### Material shown
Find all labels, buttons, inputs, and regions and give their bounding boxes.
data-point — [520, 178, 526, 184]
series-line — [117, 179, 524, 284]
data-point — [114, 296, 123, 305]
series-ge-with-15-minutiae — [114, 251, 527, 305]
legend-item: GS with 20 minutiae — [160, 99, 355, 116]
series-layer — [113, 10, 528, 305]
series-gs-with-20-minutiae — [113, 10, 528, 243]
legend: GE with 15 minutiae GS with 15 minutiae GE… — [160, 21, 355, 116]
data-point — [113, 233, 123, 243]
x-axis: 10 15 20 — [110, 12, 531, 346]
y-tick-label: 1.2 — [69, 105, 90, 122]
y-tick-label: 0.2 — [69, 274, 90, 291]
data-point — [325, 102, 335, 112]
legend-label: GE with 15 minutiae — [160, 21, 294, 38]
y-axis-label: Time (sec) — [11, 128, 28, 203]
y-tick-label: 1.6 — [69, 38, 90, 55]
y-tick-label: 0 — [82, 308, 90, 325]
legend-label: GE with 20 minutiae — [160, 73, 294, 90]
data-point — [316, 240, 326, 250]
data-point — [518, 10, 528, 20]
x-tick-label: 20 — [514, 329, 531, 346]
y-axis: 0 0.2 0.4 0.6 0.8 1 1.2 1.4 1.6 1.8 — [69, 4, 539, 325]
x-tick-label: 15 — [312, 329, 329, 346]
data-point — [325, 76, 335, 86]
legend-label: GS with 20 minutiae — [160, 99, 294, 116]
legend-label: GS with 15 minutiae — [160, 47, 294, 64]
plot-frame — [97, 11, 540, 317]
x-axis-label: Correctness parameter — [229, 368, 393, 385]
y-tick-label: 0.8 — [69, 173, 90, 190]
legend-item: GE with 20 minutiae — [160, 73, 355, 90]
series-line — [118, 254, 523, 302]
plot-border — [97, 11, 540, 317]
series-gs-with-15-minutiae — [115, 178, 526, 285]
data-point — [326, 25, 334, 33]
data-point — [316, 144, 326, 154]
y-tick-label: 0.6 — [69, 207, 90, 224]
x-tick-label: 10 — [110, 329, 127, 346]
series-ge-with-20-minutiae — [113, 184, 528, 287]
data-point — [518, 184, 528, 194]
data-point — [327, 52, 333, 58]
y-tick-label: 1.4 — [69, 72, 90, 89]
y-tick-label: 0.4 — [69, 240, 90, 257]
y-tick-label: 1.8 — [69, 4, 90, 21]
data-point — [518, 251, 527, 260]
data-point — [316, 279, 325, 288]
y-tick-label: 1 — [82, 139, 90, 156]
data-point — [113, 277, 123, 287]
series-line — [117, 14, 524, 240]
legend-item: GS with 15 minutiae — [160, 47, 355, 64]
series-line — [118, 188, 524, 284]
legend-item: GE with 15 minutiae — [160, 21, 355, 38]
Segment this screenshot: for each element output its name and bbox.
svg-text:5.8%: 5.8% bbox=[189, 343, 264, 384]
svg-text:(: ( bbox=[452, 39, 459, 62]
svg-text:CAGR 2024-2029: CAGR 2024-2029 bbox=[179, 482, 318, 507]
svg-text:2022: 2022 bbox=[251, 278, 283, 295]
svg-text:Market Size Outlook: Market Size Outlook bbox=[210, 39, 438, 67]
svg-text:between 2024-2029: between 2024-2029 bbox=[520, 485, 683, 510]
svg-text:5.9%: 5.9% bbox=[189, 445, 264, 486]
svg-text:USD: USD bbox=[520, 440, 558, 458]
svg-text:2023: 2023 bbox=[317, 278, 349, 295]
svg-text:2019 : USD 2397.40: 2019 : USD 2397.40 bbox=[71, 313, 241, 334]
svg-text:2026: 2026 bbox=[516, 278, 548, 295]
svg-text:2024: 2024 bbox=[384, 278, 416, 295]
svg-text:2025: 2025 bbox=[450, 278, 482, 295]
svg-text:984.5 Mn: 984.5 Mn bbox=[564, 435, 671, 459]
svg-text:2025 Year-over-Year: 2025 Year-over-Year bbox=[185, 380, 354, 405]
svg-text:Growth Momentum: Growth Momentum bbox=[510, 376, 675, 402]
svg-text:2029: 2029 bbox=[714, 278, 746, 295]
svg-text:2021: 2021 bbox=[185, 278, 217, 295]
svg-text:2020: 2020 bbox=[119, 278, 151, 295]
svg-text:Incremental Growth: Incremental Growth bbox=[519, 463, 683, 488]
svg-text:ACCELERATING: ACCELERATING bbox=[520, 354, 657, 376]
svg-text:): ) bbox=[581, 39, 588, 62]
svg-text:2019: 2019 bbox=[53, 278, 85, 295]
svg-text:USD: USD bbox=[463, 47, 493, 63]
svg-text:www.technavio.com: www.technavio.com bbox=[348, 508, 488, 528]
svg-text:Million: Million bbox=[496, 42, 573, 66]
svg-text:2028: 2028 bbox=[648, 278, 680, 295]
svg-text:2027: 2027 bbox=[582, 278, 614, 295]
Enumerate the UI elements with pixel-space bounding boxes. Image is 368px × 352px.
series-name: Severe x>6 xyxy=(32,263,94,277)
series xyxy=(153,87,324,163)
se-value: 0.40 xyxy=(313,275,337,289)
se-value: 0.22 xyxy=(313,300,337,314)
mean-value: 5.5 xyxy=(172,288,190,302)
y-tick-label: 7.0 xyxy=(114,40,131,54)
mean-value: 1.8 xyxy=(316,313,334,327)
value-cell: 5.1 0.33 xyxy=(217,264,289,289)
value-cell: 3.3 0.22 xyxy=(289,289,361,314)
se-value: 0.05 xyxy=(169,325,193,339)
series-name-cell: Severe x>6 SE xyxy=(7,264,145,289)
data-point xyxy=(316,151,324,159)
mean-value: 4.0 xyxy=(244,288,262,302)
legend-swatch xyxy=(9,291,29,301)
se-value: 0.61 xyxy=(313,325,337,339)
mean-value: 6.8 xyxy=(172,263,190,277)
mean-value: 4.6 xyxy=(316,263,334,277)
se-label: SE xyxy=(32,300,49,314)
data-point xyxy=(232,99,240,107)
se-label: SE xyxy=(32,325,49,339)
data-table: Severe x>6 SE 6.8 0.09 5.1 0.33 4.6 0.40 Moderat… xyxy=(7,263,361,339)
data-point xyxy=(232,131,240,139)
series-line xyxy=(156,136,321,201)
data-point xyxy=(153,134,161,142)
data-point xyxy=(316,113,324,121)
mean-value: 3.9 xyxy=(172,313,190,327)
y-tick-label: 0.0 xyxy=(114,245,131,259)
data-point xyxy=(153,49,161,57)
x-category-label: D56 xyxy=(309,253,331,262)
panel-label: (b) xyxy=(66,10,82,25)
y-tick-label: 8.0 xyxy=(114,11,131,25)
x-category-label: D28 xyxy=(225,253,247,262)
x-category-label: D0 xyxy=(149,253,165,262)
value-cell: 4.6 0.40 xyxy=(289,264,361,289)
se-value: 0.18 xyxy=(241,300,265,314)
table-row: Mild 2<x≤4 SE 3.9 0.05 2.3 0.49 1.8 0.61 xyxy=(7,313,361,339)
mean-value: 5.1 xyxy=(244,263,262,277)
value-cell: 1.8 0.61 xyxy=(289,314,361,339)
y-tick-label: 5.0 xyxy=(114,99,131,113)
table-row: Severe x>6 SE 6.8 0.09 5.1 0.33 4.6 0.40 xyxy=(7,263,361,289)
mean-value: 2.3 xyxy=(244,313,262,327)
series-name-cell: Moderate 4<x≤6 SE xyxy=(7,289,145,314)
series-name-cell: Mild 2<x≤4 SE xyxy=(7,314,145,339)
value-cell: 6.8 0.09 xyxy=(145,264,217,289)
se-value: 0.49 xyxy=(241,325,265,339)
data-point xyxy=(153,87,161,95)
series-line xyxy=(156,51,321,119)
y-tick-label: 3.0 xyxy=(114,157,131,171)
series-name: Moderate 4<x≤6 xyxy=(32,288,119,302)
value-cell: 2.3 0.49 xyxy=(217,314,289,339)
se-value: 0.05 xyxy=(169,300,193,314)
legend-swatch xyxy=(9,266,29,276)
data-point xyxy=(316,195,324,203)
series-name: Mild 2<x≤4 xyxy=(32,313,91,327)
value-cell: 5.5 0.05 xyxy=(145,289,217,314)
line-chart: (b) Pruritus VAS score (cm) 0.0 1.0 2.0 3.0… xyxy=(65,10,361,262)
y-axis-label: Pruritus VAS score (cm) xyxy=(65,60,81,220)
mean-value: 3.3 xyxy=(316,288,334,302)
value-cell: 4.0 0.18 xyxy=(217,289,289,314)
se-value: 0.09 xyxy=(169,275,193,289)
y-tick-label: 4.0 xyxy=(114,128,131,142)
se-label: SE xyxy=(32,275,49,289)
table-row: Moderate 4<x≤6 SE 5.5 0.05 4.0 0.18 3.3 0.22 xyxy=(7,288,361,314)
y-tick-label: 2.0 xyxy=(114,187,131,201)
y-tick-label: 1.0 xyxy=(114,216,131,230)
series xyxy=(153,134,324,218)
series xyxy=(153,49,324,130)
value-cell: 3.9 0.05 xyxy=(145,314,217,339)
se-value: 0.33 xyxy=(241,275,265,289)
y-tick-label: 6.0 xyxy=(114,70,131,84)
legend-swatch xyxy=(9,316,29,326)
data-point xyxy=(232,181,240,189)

### Task directions
Could you switch "data-point" to "plot-marker" in the lines from the first one through the line that has "series-layer — [113, 10, 528, 305]", and give those lines back with everything else unchanged?

### Expected answer
Find all labels, buttons, inputs, and regions and give their bounding boxes.
plot-marker — [520, 178, 526, 184]
series-line — [117, 179, 524, 284]
plot-marker — [114, 296, 123, 305]
series-ge-with-15-minutiae — [114, 251, 527, 305]
legend-item: GS with 20 minutiae — [160, 99, 355, 116]
series-layer — [113, 10, 528, 305]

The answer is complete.